===== GIVEN INFORMATION =====

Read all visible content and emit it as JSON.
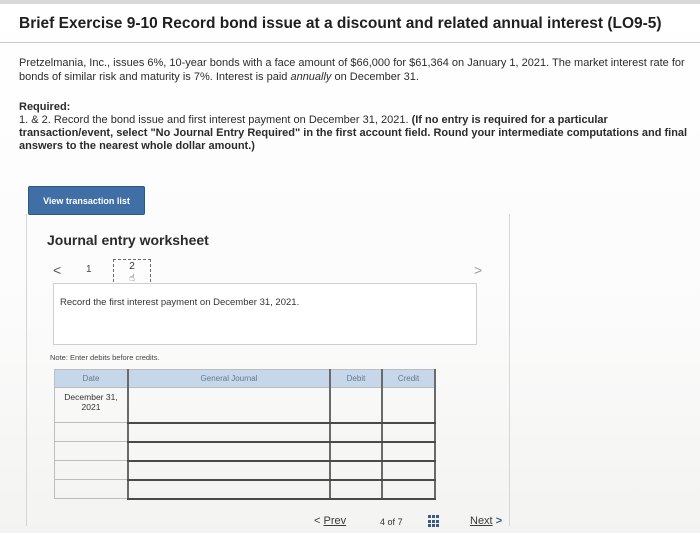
{
  "exercise": {
    "title": "Brief Exercise 9-10 Record bond issue at a discount and related annual interest (LO9-5)",
    "description_a": "Pretzelmania, Inc., issues 6%, 10-year bonds with a face amount of $66,000 for $61,364 on January 1, 2021. The market interest rate for bonds of similar risk and maturity is 7%. Interest is paid ",
    "description_em": "annually",
    "description_b": " on December 31.",
    "required_head": "Required:",
    "required_plain": "1. & 2. Record the bond issue and first interest payment on December 31, 2021. ",
    "required_bold": "(If no entry is required for a particular transaction/event, select \"No Journal Entry Required\" in the first account field. Round your intermediate computations and final answers to the nearest whole dollar amount.)"
  },
  "buttons": {
    "view_transaction_list": "View transaction list"
  },
  "worksheet": {
    "title": "Journal entry worksheet",
    "nav_left": "<",
    "nav_right": ">",
    "pages": [
      "1",
      "2"
    ],
    "instruction": "Record the first interest payment on December 31, 2021.",
    "note": "Note: Enter debits before credits."
  },
  "table": {
    "headers": {
      "date": "Date",
      "journal": "General Journal",
      "debit": "Debit",
      "credit": "Credit"
    },
    "date_line1": "December 31,",
    "date_line2": "2021"
  },
  "footer": {
    "prev_arrow": "<",
    "prev": "Prev",
    "page_current": "4",
    "page_of": "of",
    "page_total": "7",
    "next": "Next",
    "next_arrow": ">"
  },
  "icons": {
    "hand_cursor": "pointer-hand-icon",
    "grid": "grid-icon"
  },
  "colors": {
    "button_blue": "#3f6fa5",
    "header_blue": "#c6d7ea"
  }
}
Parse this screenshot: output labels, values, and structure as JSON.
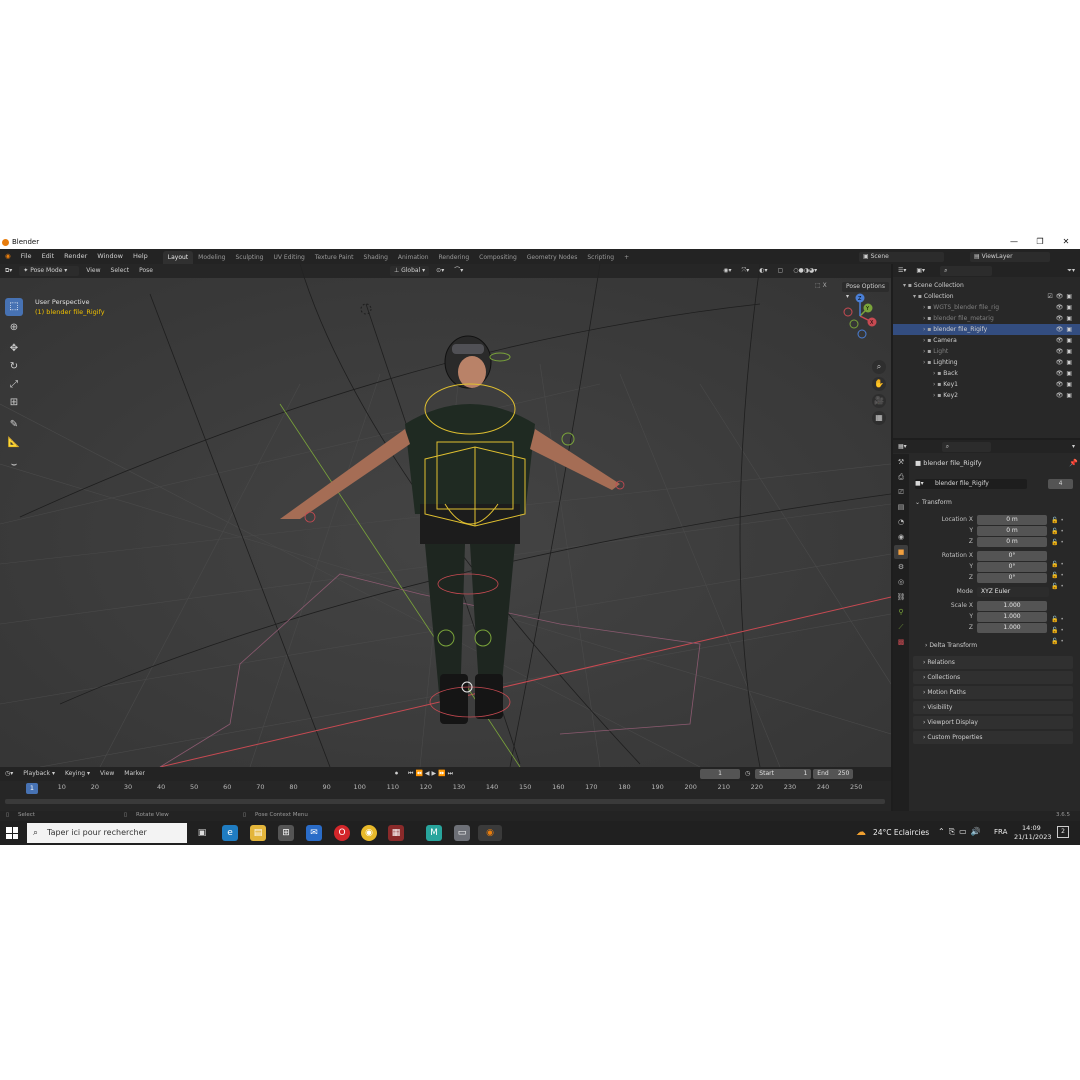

=====

In the listing above, locate each line with "first" and copy it.

■ FINAL RESULT:
    "required_plain": "1. & 2. Record the bond issue and first interest payment on December 31, 2021. ",
    "required_bold": "(If no entry is required for a particular transaction/event, select \"No Journal Entry Required\" in the first account field. Round your intermediate computations and final answers to the nearest whole dollar amount.)"
    "instruction": "Record the first interest payment on December 31, 2021.",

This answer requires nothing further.